— What to produce —
Filter this data down to the lines that hold "Mounting", and copy them.
** START Supplied records **
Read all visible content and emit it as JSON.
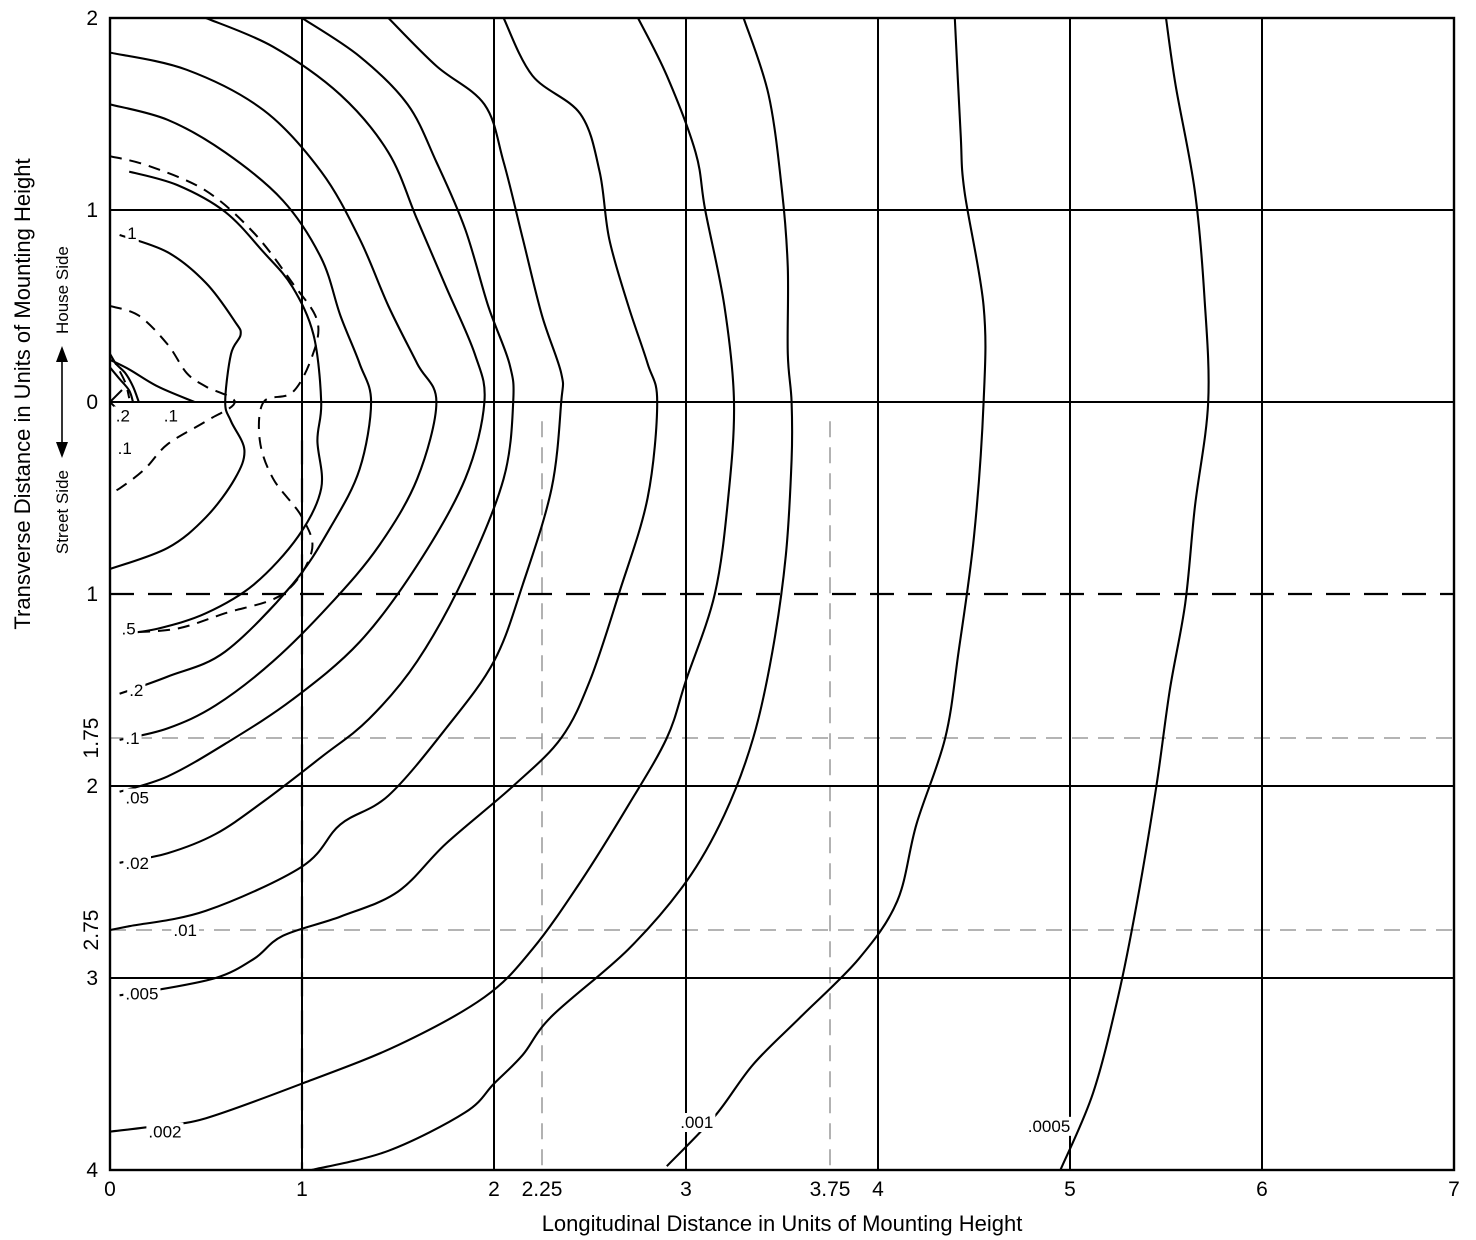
{
  "chart_data": {
    "type": "contour",
    "xlabel": "Longitudinal Distance in Units of Mounting Height",
    "ylabel": "Transverse Distance in Units of Mounting Height",
    "side_labels": {
      "house": "House Side",
      "street": "Street Side"
    },
    "xlim": [
      0,
      7
    ],
    "ylim": [
      -2,
      4
    ],
    "x_ticks": [
      {
        "value": 0,
        "label": "0"
      },
      {
        "value": 1,
        "label": "1"
      },
      {
        "value": 2,
        "label": "2"
      },
      {
        "value": 2.25,
        "label": "2.25"
      },
      {
        "value": 3,
        "label": "3"
      },
      {
        "value": 3.75,
        "label": "3.75"
      },
      {
        "value": 4,
        "label": "4"
      },
      {
        "value": 5,
        "label": "5"
      },
      {
        "value": 6,
        "label": "6"
      },
      {
        "value": 7,
        "label": "7"
      }
    ],
    "y_ticks": [
      {
        "value": -2,
        "label": "2",
        "rotated": false
      },
      {
        "value": -1,
        "label": "1",
        "rotated": false
      },
      {
        "value": 0,
        "label": "0",
        "rotated": false
      },
      {
        "value": 1,
        "label": "1",
        "rotated": false
      },
      {
        "value": 1.75,
        "label": "1.75",
        "rotated": true
      },
      {
        "value": 2,
        "label": "2",
        "rotated": false
      },
      {
        "value": 2.75,
        "label": "2.75",
        "rotated": true
      },
      {
        "value": 3,
        "label": "3",
        "rotated": false
      },
      {
        "value": 4,
        "label": "4",
        "rotated": false
      }
    ],
    "grid": {
      "solid_x": [
        1,
        2,
        3,
        4,
        5,
        6
      ],
      "solid_y": [
        -1,
        0,
        2,
        3
      ],
      "dashed_heavy_y": [
        1
      ],
      "dashed_heavy_x": {
        "x": 1,
        "y_from": 0.2,
        "y_to": 4
      },
      "dashed_light_y": [
        1.75,
        2.75
      ],
      "dashed_light_x": [
        {
          "x": 2.25,
          "y_from": 0.1,
          "y_to": 4
        },
        {
          "x": 3.75,
          "y_from": 0.1,
          "y_to": 4
        }
      ]
    },
    "contours": [
      {
        "value": "2",
        "label": ".2",
        "points": [
          [
            0,
            -0.25
          ],
          [
            0.03,
            -0.2
          ],
          [
            0.08,
            -0.15
          ],
          [
            0.12,
            -0.08
          ],
          [
            0.15,
            0
          ]
        ]
      },
      {
        "value": "2b",
        "label": "",
        "points": [
          [
            0,
            -0.18
          ],
          [
            0.05,
            -0.12
          ],
          [
            0.1,
            -0.06
          ],
          [
            0.12,
            0
          ]
        ]
      },
      {
        "value": "1inner",
        "label": "",
        "points": [
          [
            0,
            -0.22
          ],
          [
            0.1,
            -0.17
          ],
          [
            0.25,
            -0.08
          ],
          [
            0.44,
            0
          ]
        ]
      },
      {
        "value": "1",
        "label": "1",
        "points": [
          [
            0.05,
            -0.87
          ],
          [
            0.3,
            -0.78
          ],
          [
            0.5,
            -0.62
          ],
          [
            0.65,
            -0.42
          ],
          [
            0.68,
            -0.35
          ],
          [
            0.63,
            -0.25
          ],
          [
            0.6,
            0
          ],
          [
            0.63,
            0.1
          ],
          [
            0.7,
            0.25
          ],
          [
            0.65,
            0.4
          ],
          [
            0.5,
            0.6
          ],
          [
            0.3,
            0.76
          ],
          [
            0,
            0.87
          ]
        ]
      },
      {
        "value": "p5",
        "label": ".5",
        "points": [
          [
            0.1,
            -1.2
          ],
          [
            0.35,
            -1.13
          ],
          [
            0.6,
            -0.99
          ],
          [
            0.8,
            -0.78
          ],
          [
            0.95,
            -0.6
          ],
          [
            1.06,
            -0.35
          ],
          [
            1.1,
            0
          ],
          [
            1.08,
            0.2
          ],
          [
            1.1,
            0.45
          ],
          [
            0.98,
            0.7
          ],
          [
            0.75,
            0.95
          ],
          [
            0.5,
            1.1
          ],
          [
            0.25,
            1.18
          ],
          [
            0.05,
            1.21
          ]
        ]
      },
      {
        "value": "p2",
        "label": ".2",
        "points": [
          [
            0,
            -1.55
          ],
          [
            0.3,
            -1.47
          ],
          [
            0.6,
            -1.3
          ],
          [
            0.9,
            -1.05
          ],
          [
            1.1,
            -0.75
          ],
          [
            1.2,
            -0.45
          ],
          [
            1.3,
            -0.2
          ],
          [
            1.36,
            0
          ],
          [
            1.3,
            0.35
          ],
          [
            1.15,
            0.65
          ],
          [
            0.95,
            0.95
          ],
          [
            0.6,
            1.3
          ],
          [
            0.3,
            1.43
          ],
          [
            0.05,
            1.52
          ]
        ]
      },
      {
        "value": "p1",
        "label": ".1",
        "points": [
          [
            0,
            -1.82
          ],
          [
            0.4,
            -1.73
          ],
          [
            0.8,
            -1.52
          ],
          [
            1.1,
            -1.2
          ],
          [
            1.3,
            -0.85
          ],
          [
            1.45,
            -0.5
          ],
          [
            1.6,
            -0.2
          ],
          [
            1.7,
            0
          ],
          [
            1.6,
            0.4
          ],
          [
            1.4,
            0.75
          ],
          [
            1.15,
            1.05
          ],
          [
            0.85,
            1.35
          ],
          [
            0.55,
            1.58
          ],
          [
            0.3,
            1.7
          ],
          [
            0.05,
            1.76
          ]
        ]
      },
      {
        "value": "p05",
        "label": ".05",
        "points": [
          [
            0.5,
            -2
          ],
          [
            0.85,
            -1.85
          ],
          [
            1.2,
            -1.6
          ],
          [
            1.45,
            -1.3
          ],
          [
            1.6,
            -0.95
          ],
          [
            1.75,
            -0.6
          ],
          [
            1.9,
            -0.25
          ],
          [
            1.95,
            0
          ],
          [
            1.85,
            0.4
          ],
          [
            1.6,
            0.85
          ],
          [
            1.3,
            1.25
          ],
          [
            0.95,
            1.55
          ],
          [
            0.6,
            1.78
          ],
          [
            0.3,
            1.95
          ],
          [
            0.05,
            2.03
          ]
        ]
      },
      {
        "value": "p02",
        "label": ".02",
        "points": [
          [
            1.0,
            -2
          ],
          [
            1.3,
            -1.8
          ],
          [
            1.55,
            -1.55
          ],
          [
            1.7,
            -1.25
          ],
          [
            1.85,
            -0.9
          ],
          [
            1.97,
            -0.5
          ],
          [
            2.08,
            -0.2
          ],
          [
            2.1,
            0
          ],
          [
            2.05,
            0.4
          ],
          [
            1.85,
            0.9
          ],
          [
            1.6,
            1.35
          ],
          [
            1.35,
            1.65
          ],
          [
            1.1,
            1.85
          ],
          [
            0.8,
            2.08
          ],
          [
            0.55,
            2.25
          ],
          [
            0.3,
            2.35
          ],
          [
            0.05,
            2.4
          ]
        ]
      },
      {
        "value": "p01",
        "label": ".01",
        "points": [
          [
            1.45,
            -2
          ],
          [
            1.7,
            -1.75
          ],
          [
            1.95,
            -1.55
          ],
          [
            2.05,
            -1.25
          ],
          [
            2.15,
            -0.85
          ],
          [
            2.25,
            -0.45
          ],
          [
            2.35,
            -0.15
          ],
          [
            2.35,
            0
          ],
          [
            2.3,
            0.45
          ],
          [
            2.15,
            0.95
          ],
          [
            2.0,
            1.35
          ],
          [
            1.75,
            1.7
          ],
          [
            1.45,
            2.05
          ],
          [
            1.2,
            2.2
          ],
          [
            1.0,
            2.42
          ],
          [
            0.5,
            2.65
          ],
          [
            0.1,
            2.73
          ],
          [
            0,
            2.75
          ]
        ]
      },
      {
        "value": "p005",
        "label": ".005",
        "points": [
          [
            2.05,
            -2
          ],
          [
            2.2,
            -1.7
          ],
          [
            2.45,
            -1.5
          ],
          [
            2.55,
            -1.2
          ],
          [
            2.6,
            -0.85
          ],
          [
            2.7,
            -0.5
          ],
          [
            2.8,
            -0.2
          ],
          [
            2.85,
            0
          ],
          [
            2.8,
            0.5
          ],
          [
            2.65,
            1.0
          ],
          [
            2.5,
            1.45
          ],
          [
            2.35,
            1.75
          ],
          [
            2.1,
            2.0
          ],
          [
            1.75,
            2.3
          ],
          [
            1.5,
            2.55
          ],
          [
            1.2,
            2.68
          ],
          [
            0.9,
            2.78
          ],
          [
            0.75,
            2.9
          ],
          [
            0.55,
            3.0
          ],
          [
            0.2,
            3.07
          ],
          [
            0.05,
            3.09
          ]
        ]
      },
      {
        "value": "p002",
        "label": ".002",
        "points": [
          [
            2.75,
            -2
          ],
          [
            2.9,
            -1.7
          ],
          [
            3.05,
            -1.3
          ],
          [
            3.1,
            -1.0
          ],
          [
            3.2,
            -0.5
          ],
          [
            3.25,
            0
          ],
          [
            3.22,
            0.5
          ],
          [
            3.15,
            1.0
          ],
          [
            3.0,
            1.45
          ],
          [
            2.9,
            1.75
          ],
          [
            2.7,
            2.1
          ],
          [
            2.45,
            2.5
          ],
          [
            2.2,
            2.85
          ],
          [
            1.95,
            3.1
          ],
          [
            1.5,
            3.35
          ],
          [
            1.0,
            3.55
          ],
          [
            0.5,
            3.73
          ],
          [
            0.25,
            3.77
          ],
          [
            0,
            3.8
          ]
        ]
      },
      {
        "value": "p001",
        "label": ".001",
        "points": [
          [
            3.3,
            -2
          ],
          [
            3.43,
            -1.6
          ],
          [
            3.5,
            -1.1
          ],
          [
            3.53,
            -0.7
          ],
          [
            3.53,
            -0.25
          ],
          [
            3.55,
            0
          ],
          [
            3.55,
            0.3
          ],
          [
            3.52,
            0.8
          ],
          [
            3.45,
            1.3
          ],
          [
            3.35,
            1.75
          ],
          [
            3.2,
            2.15
          ],
          [
            3.0,
            2.5
          ],
          [
            2.7,
            2.85
          ],
          [
            2.3,
            3.2
          ],
          [
            2.15,
            3.4
          ],
          [
            2.0,
            3.55
          ],
          [
            1.85,
            3.7
          ],
          [
            1.45,
            3.9
          ],
          [
            1.05,
            4.0
          ]
        ]
      },
      {
        "value": "p0005",
        "label": ".0005",
        "points": [
          [
            4.4,
            -2
          ],
          [
            4.43,
            -1.4
          ],
          [
            4.45,
            -1.1
          ],
          [
            4.55,
            -0.5
          ],
          [
            4.55,
            0
          ],
          [
            4.5,
            0.7
          ],
          [
            4.42,
            1.3
          ],
          [
            4.35,
            1.75
          ],
          [
            4.2,
            2.2
          ],
          [
            4.1,
            2.6
          ],
          [
            3.9,
            2.9
          ],
          [
            3.6,
            3.2
          ],
          [
            3.35,
            3.45
          ],
          [
            3.15,
            3.72
          ],
          [
            2.9,
            3.98
          ]
        ]
      },
      {
        "value": "p0002",
        "label": "",
        "points": [
          [
            5.5,
            -2
          ],
          [
            5.55,
            -1.65
          ],
          [
            5.65,
            -1.1
          ],
          [
            5.7,
            -0.55
          ],
          [
            5.72,
            0
          ],
          [
            5.65,
            0.55
          ],
          [
            5.6,
            1.05
          ],
          [
            5.52,
            1.5
          ],
          [
            5.45,
            2.0
          ],
          [
            5.35,
            2.6
          ],
          [
            5.25,
            3.1
          ],
          [
            5.12,
            3.6
          ],
          [
            4.95,
            4.0
          ]
        ]
      }
    ],
    "dashed_contours": [
      {
        "value": "d1",
        "points": [
          [
            0,
            -1.28
          ],
          [
            0.2,
            -1.23
          ],
          [
            0.5,
            -1.1
          ],
          [
            0.75,
            -0.88
          ],
          [
            0.95,
            -0.62
          ],
          [
            1.08,
            -0.42
          ],
          [
            1.05,
            -0.23
          ],
          [
            0.95,
            -0.05
          ],
          [
            0.8,
            0
          ],
          [
            0.78,
            0.2
          ],
          [
            0.85,
            0.4
          ],
          [
            1.0,
            0.6
          ],
          [
            1.05,
            0.78
          ],
          [
            0.9,
            1.0
          ],
          [
            0.6,
            1.1
          ],
          [
            0.35,
            1.18
          ],
          [
            0.1,
            1.2
          ]
        ]
      },
      {
        "value": "d2",
        "points": [
          [
            0,
            -0.5
          ],
          [
            0.15,
            -0.45
          ],
          [
            0.3,
            -0.3
          ],
          [
            0.4,
            -0.15
          ],
          [
            0.5,
            -0.08
          ],
          [
            0.65,
            0
          ],
          [
            0.5,
            0.1
          ],
          [
            0.3,
            0.22
          ],
          [
            0.18,
            0.35
          ],
          [
            0.05,
            0.45
          ],
          [
            0,
            0.47
          ]
        ]
      },
      {
        "value": "d3",
        "points": [
          [
            0,
            -0.25
          ],
          [
            0.04,
            -0.18
          ],
          [
            0.08,
            -0.1
          ],
          [
            0.1,
            -0.02
          ]
        ]
      }
    ],
    "contour_labels": [
      {
        "text": "1",
        "x": 0.09,
        "y": -0.88
      },
      {
        "text": ".2",
        "x": 0.03,
        "y": 0.07
      },
      {
        "text": ".1",
        "x": 0.28,
        "y": 0.07
      },
      {
        "text": ".1",
        "x": 0.04,
        "y": 0.24
      },
      {
        "text": ".5",
        "x": 0.06,
        "y": 1.18
      },
      {
        "text": ".2",
        "x": 0.1,
        "y": 1.5
      },
      {
        "text": ".1",
        "x": 0.08,
        "y": 1.75
      },
      {
        "text": ".05",
        "x": 0.08,
        "y": 2.06
      },
      {
        "text": ".02",
        "x": 0.08,
        "y": 2.4
      },
      {
        "text": ".01",
        "x": 0.33,
        "y": 2.75
      },
      {
        "text": ".005",
        "x": 0.08,
        "y": 3.08
      },
      {
        "text": ".002",
        "x": 0.2,
        "y": 3.8
      },
      {
        "text": ".001",
        "x": 2.97,
        "y": 3.75
      },
      {
        "text": ".0005",
        "x": 4.78,
        "y": 3.77
      }
    ],
    "luminaire_marker": {
      "x": 0,
      "y": 0,
      "symbol": "×"
    }
  }
}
** END Supplied records **
— Result of the task —
    "xlabel": "Longitudinal Distance in Units of Mounting Height",
    "ylabel": "Transverse Distance in Units of Mounting Height",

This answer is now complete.